TASK BRIEF
All lines in which the word "Mtoe" occurs are to be extracted.

MATERIAL
========================================================================

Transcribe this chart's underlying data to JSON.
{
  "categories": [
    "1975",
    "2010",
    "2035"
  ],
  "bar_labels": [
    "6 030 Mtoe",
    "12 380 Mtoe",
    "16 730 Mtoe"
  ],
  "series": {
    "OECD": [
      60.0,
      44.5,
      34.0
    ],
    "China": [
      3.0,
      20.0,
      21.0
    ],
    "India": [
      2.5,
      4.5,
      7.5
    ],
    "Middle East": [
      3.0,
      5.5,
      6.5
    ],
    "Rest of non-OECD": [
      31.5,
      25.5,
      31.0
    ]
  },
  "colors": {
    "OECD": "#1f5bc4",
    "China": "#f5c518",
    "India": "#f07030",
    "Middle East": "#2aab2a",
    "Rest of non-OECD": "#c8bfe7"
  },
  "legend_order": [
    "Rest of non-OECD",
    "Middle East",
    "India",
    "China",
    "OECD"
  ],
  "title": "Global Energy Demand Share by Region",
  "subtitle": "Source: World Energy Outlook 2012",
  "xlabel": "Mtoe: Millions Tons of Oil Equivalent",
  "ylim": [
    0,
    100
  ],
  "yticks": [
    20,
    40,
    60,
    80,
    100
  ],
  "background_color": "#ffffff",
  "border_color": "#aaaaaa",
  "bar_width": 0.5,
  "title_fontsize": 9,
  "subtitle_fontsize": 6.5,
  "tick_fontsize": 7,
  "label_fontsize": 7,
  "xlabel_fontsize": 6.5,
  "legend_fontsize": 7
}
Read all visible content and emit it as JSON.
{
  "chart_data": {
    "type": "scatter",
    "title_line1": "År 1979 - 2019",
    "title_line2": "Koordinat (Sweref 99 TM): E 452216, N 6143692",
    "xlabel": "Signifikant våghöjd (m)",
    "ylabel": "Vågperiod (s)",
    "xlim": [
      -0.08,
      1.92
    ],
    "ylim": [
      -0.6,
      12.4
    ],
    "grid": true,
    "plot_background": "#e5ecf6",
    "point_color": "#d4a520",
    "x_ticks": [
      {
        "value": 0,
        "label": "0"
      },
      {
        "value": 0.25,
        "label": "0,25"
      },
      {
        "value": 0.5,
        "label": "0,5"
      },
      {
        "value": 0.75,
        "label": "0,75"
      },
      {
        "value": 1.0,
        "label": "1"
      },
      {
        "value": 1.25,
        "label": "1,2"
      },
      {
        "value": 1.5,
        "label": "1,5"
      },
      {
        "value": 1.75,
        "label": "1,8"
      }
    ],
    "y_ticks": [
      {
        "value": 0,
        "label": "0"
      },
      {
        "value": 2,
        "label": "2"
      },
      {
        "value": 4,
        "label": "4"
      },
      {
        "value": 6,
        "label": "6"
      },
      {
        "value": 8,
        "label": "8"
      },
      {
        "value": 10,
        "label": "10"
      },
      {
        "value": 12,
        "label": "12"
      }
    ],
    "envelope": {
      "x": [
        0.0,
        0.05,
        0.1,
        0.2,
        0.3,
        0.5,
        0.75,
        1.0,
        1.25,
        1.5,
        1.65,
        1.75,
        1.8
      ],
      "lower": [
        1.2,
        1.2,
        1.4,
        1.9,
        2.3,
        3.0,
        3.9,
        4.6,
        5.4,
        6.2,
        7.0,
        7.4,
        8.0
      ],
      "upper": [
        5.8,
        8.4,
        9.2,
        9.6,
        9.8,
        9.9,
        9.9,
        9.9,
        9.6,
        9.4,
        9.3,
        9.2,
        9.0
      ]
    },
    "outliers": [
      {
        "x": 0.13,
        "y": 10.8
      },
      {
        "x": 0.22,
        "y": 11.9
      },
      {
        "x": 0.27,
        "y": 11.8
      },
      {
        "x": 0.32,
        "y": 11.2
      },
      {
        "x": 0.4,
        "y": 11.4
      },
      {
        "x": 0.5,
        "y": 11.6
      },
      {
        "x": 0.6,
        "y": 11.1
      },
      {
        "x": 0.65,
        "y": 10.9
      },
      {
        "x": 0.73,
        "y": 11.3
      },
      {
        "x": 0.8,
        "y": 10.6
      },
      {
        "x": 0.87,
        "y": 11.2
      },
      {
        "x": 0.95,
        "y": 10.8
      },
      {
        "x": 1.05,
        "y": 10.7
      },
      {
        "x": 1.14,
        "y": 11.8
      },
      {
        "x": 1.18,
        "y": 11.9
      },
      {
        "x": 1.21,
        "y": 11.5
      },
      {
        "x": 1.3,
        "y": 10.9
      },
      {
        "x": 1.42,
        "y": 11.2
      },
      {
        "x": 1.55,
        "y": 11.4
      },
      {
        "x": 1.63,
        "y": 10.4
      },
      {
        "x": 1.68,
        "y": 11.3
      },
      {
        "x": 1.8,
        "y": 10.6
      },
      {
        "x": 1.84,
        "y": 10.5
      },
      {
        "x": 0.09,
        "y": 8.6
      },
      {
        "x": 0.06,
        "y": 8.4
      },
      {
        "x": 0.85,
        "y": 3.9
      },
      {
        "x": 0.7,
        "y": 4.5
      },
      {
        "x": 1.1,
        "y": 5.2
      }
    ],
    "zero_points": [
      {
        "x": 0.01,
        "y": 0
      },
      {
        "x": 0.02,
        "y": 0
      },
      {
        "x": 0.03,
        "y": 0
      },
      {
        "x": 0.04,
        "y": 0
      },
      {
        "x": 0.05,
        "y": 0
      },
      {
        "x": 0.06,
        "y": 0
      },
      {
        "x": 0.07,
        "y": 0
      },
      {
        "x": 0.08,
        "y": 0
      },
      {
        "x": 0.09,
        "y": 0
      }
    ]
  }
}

========================================================================

RESPONSE TO THE EXERCISE
    "6 030 Mtoe",
    "12 380 Mtoe",
    "16 730 Mtoe"
  "xlabel": "Mtoe: Millions Tons of Oil Equivalent",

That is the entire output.